**THE TASKS:**
• A. Answer each question from the Fojiba-Jabba notes below, marking your answers (i), (ii) and (iii).
(i) Of which system is Fojiba-Jabba the module?
(ii) What two things does the user specify at the start of the text-generation process?
(iii) Which two tools are named as possibly useful for improving grammaticality?
• B. From the Fojiba-Jabba notes, extract the stretch from "Jump to: navigation, search" through "Recursive Transition Network-Theory.".
• C. Summarize the Fojiba-Jabba notes in two sentences.

**EXTRACT PROVIDED:**
## start

Fojiba-Jabba Notes

From SlugWiki
Revision as of 20:01, 8 June 2006 by Edchen (Talk)

Jump to: navigation, search

Fojiba-Jabba is the module of Cruft Alarm supporting Automatic Text Generation.

Theoretical Foundations

Fojiba-Jabba uses techniques from Markov Chain- and Recursive Transition Network-Theory.

Markov Chains

One method of text generation involves Markov Chains. In theory, Markov Chains can produce a delightfully quirky text; in practice, they sort of suck.

Process

The process can be summarized as follows:

  • The user specifies an initial word and the number of sentences desired in the text.
  • Fojiba-Jabba, having previously analyzed a set of texts in order to gather statistics on which words follow which words, uses these data to generate the next word.
  • This process repeats until the desired number of sentences is obtained.

Problems

There are, however, several problems with this method:

  • The corpus available is too limited to attempt anything but an Order-1 Markov Chain, as anything higher results in what is essentially the original text itself.
  • An Order-1 Markov Chain is often too retarded to produce anything but rather ungrammatical (and clearly fake) sentences.

Possible Solutions

  • Use highly advanced linguistic knowledge to improve grammaticality (e.g., a noun or an adjective must follow a determiner). A Brill Part-of-Speech Tagger or the Stanford Parser may be useful here.
  • Use google to find likely following words, or to increase the dataset somehow.

Recursive Transition Networks

Less idiosyncratic.

## end

**SUPPLIED INFORMATION:**
## start

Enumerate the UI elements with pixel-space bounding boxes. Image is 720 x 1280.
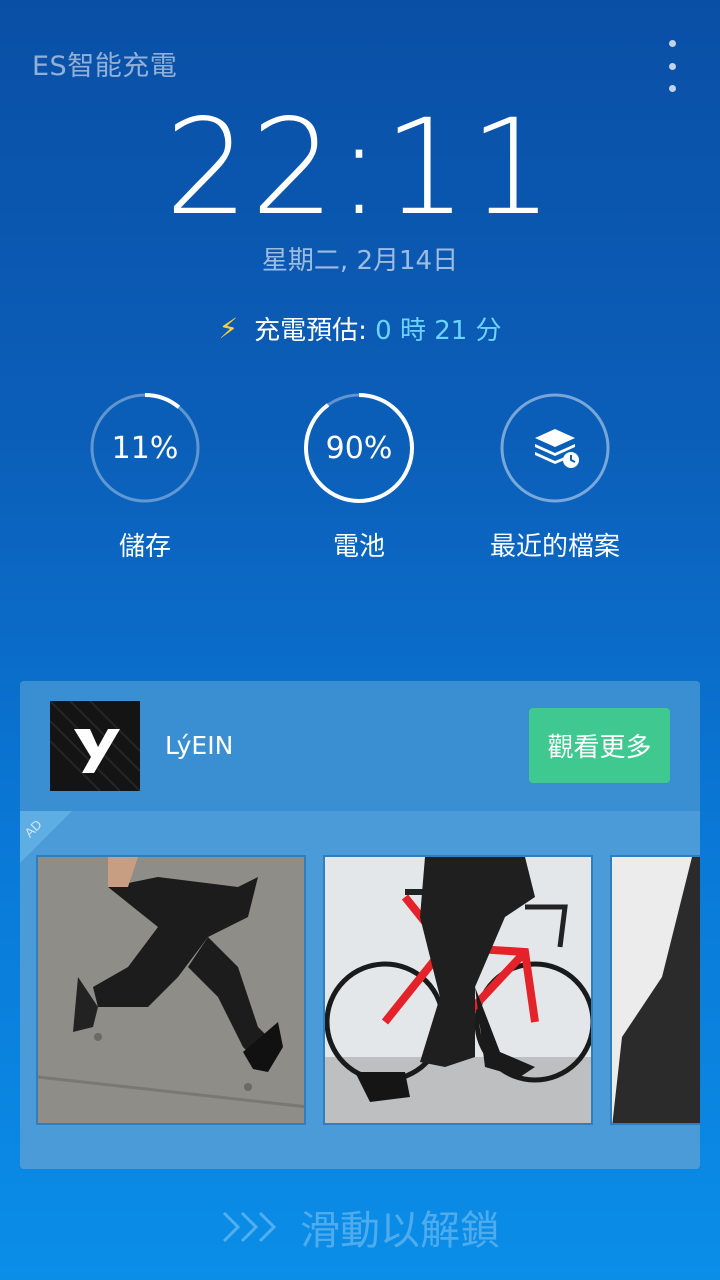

## end

**THE RESULTS:**
• A.
(i) Cruft Alarm
(ii) An initial word and the number of sentences desired in the text
(iii) A Brill Part-of-Speech Tagger and the Stanford Parser

• B.
Jump to: navigation, search

Fojiba-Jabba is the module of Cruft Alarm supporting Automatic Text Generation.

Theoretical Foundations

Fojiba-Jabba uses techniques from Markov Chain- and Recursive Transition Network-Theory.

• C. Fojiba-Jabba is the module of Cruft Alarm that supports automatic text generation, and it uses techniques from Markov chain and recursive transition network theory. Its Markov chain method generates each next word from statistics on which words follow which, but the limited corpus allows only an order-1 chain that often produces ungrammatical sentences, and the proposed remedies are linguistic knowledge or Google.